## YOUR INSTRUCTIONS
Locate the string "false" throughout the material and copy every line in which it occurs.

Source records
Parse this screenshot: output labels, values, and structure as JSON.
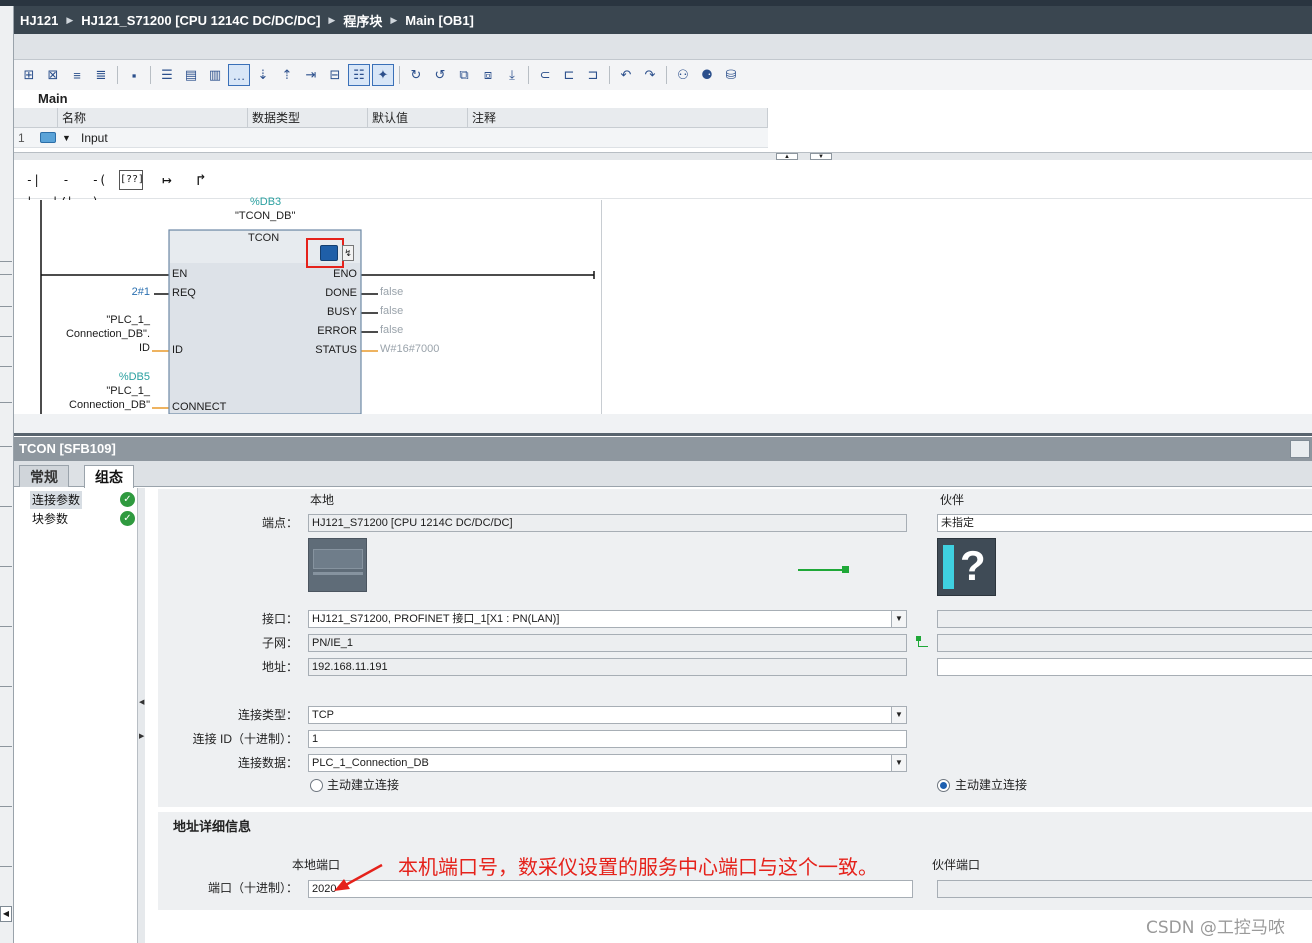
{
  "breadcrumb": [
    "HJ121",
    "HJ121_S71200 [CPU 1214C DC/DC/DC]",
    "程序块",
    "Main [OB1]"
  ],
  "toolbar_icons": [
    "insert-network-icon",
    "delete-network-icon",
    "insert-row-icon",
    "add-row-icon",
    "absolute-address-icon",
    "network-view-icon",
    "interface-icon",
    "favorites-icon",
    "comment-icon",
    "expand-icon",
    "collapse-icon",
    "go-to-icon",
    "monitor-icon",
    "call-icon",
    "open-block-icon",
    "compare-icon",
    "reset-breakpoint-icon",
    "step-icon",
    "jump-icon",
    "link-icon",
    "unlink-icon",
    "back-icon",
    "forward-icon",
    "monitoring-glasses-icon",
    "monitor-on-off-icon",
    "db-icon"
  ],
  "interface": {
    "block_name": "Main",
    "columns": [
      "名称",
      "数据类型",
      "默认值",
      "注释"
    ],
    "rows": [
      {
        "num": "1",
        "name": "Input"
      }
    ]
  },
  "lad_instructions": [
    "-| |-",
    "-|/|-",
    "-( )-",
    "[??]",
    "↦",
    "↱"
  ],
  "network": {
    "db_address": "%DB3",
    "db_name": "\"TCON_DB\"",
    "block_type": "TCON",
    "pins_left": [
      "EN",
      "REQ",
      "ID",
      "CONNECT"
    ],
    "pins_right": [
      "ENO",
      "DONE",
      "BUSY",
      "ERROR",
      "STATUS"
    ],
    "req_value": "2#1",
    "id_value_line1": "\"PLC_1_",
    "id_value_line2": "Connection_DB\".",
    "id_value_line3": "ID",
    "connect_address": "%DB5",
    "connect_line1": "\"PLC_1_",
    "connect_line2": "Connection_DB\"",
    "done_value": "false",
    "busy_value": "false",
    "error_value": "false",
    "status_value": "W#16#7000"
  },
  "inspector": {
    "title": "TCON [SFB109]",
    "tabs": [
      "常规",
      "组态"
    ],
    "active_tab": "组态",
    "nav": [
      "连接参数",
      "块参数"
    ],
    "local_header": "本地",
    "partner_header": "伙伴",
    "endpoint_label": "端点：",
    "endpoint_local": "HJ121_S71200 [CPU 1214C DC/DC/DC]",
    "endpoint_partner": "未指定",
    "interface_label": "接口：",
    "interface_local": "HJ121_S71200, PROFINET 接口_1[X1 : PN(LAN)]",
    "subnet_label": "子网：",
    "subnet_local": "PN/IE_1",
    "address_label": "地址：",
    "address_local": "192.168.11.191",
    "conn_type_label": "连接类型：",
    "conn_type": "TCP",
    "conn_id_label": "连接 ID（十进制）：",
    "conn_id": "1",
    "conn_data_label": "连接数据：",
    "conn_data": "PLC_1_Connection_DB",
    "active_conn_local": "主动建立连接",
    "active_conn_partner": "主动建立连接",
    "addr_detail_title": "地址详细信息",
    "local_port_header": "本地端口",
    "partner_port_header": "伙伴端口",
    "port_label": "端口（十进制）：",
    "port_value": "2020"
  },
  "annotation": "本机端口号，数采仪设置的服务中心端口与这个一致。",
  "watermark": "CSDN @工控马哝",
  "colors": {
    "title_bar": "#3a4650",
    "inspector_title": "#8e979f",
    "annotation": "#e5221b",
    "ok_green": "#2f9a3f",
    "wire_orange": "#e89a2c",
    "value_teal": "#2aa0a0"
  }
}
* * *
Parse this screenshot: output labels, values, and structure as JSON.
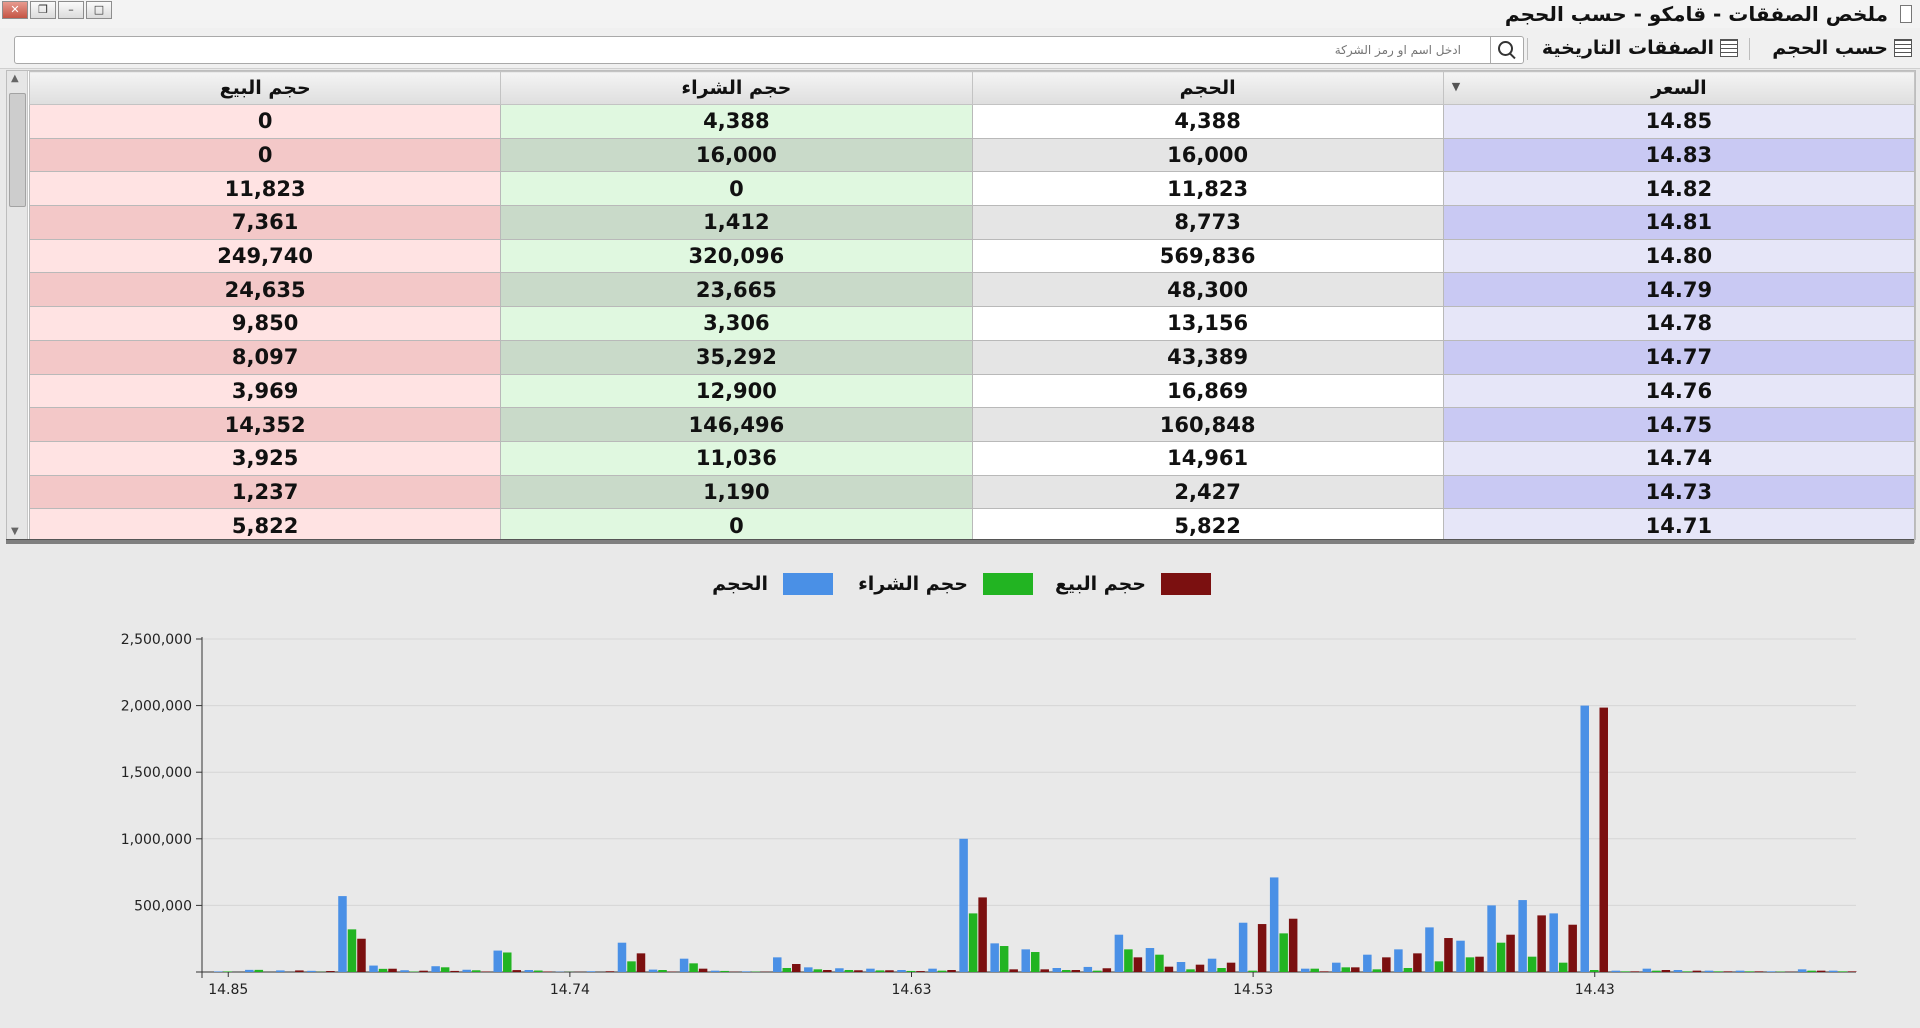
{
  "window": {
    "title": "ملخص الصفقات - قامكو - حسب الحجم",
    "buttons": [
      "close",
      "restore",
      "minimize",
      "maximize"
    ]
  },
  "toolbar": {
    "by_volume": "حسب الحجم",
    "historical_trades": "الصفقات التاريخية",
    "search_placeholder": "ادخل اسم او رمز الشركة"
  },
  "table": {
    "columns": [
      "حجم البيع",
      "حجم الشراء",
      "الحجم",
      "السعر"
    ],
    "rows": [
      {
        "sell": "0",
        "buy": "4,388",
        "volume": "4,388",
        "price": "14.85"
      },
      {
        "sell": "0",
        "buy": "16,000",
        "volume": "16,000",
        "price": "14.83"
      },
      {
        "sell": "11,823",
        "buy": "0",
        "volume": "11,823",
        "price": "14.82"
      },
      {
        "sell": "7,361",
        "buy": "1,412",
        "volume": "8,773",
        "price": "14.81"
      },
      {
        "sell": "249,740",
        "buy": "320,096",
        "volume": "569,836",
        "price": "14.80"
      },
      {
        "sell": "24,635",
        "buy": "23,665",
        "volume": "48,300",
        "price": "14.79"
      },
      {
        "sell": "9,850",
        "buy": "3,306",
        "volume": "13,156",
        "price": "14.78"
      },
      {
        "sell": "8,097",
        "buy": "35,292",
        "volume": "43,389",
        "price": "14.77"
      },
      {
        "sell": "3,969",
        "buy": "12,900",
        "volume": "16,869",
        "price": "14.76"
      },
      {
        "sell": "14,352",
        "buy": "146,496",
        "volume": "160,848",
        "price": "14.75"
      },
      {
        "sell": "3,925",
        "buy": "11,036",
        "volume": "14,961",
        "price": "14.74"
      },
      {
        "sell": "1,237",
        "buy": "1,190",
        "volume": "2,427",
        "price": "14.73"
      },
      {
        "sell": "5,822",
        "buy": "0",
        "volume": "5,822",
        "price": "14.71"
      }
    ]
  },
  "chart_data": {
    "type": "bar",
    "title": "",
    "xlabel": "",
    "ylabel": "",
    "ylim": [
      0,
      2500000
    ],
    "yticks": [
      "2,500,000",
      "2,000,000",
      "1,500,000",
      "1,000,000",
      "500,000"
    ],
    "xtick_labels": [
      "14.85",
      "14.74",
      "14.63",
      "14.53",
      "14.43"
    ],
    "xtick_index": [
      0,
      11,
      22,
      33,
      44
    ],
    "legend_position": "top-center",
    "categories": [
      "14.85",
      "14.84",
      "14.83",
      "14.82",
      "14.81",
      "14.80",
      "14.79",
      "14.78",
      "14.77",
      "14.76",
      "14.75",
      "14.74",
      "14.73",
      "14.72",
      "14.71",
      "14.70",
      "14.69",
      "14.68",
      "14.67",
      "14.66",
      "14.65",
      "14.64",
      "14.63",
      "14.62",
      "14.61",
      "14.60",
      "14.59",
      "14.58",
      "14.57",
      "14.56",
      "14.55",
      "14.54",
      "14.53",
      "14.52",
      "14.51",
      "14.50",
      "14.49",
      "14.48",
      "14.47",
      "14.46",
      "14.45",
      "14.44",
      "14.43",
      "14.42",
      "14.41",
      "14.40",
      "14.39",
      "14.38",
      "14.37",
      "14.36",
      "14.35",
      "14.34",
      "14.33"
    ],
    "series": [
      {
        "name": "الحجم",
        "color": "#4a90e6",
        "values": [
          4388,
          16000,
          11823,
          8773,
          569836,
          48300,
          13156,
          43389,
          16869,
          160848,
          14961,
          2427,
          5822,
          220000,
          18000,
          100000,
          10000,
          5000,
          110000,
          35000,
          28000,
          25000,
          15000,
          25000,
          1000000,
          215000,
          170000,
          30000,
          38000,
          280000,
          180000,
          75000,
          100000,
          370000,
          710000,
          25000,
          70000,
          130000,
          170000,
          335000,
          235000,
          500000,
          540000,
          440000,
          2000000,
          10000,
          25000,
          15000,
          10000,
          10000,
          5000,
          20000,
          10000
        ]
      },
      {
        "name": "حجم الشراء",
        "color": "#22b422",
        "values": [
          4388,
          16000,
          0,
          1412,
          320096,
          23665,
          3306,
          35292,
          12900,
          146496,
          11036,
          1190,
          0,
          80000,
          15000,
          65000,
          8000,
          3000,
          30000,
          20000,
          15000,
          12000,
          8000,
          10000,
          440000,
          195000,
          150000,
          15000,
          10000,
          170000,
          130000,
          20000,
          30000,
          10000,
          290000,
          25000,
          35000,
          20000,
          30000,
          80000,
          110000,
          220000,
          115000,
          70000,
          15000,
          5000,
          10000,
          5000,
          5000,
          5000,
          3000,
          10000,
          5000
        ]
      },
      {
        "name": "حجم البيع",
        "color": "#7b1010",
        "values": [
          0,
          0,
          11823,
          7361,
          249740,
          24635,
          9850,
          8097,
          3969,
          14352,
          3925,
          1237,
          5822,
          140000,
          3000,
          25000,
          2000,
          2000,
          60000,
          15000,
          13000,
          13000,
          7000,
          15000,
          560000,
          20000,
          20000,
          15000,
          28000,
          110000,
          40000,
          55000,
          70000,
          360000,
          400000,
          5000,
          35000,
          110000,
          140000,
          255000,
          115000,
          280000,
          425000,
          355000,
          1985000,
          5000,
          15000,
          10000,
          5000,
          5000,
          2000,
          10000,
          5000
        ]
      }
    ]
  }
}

## EXERCISE OUTPUT
    "done_value": "false",
    "busy_value": "false",
    "error_value": "false",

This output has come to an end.